--- EXERCISE DIRECTIONS ---
Reproduce the records below exactly as they appear.

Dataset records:
---------------

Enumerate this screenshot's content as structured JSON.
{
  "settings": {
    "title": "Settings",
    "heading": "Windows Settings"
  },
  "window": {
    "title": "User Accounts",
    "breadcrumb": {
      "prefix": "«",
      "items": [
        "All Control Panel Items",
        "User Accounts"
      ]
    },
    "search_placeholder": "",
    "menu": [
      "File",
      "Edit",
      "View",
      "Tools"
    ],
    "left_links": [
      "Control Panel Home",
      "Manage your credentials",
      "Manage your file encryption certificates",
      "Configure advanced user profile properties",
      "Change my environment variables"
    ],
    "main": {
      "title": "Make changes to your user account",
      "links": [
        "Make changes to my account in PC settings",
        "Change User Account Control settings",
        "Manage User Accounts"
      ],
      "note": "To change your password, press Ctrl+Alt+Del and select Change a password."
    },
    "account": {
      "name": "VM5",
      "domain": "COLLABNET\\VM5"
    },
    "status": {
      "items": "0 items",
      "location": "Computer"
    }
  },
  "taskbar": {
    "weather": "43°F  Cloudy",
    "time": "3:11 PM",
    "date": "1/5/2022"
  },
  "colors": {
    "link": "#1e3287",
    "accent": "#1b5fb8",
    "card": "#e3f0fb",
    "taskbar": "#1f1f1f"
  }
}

---------------

--- WORKED ANSWER ---
Enumerate this screenshot's content as structured JSON.
{
  "settings": {
    "title": "Settings",
    "heading": "Windows Settings"
  },
  "window": {
    "title": "User Accounts",
    "breadcrumb": {
      "prefix": "«",
      "items": [
        "All Control Panel Items",
        "User Accounts"
      ]
    },
    "search_placeholder": "",
    "menu": [
      "File",
      "Edit",
      "View",
      "Tools"
    ],
    "left_links": [
      "Control Panel Home",
      "Manage your credentials",
      "Manage your file encryption certificates",
      "Configure advanced user profile properties",
      "Change my environment variables"
    ],
    "main": {
      "title": "Make changes to your user account",
      "links": [
        "Make changes to my account in PC settings",
        "Change User Account Control settings",
        "Manage User Accounts"
      ],
      "note": "To change your password, press Ctrl+Alt+Del and select Change a password."
    },
    "account": {
      "name": "VM5",
      "domain": "COLLABNET\\VM5"
    },
    "status": {
      "items": "0 items",
      "location": "Computer"
    }
  },
  "taskbar": {
    "weather": "43°F  Cloudy",
    "time": "3:11 PM",
    "date": "1/5/2022"
  },
  "colors": {
    "link": "#1e3287",
    "accent": "#1b5fb8",
    "card": "#e3f0fb",
    "taskbar": "#1f1f1f"
  }
}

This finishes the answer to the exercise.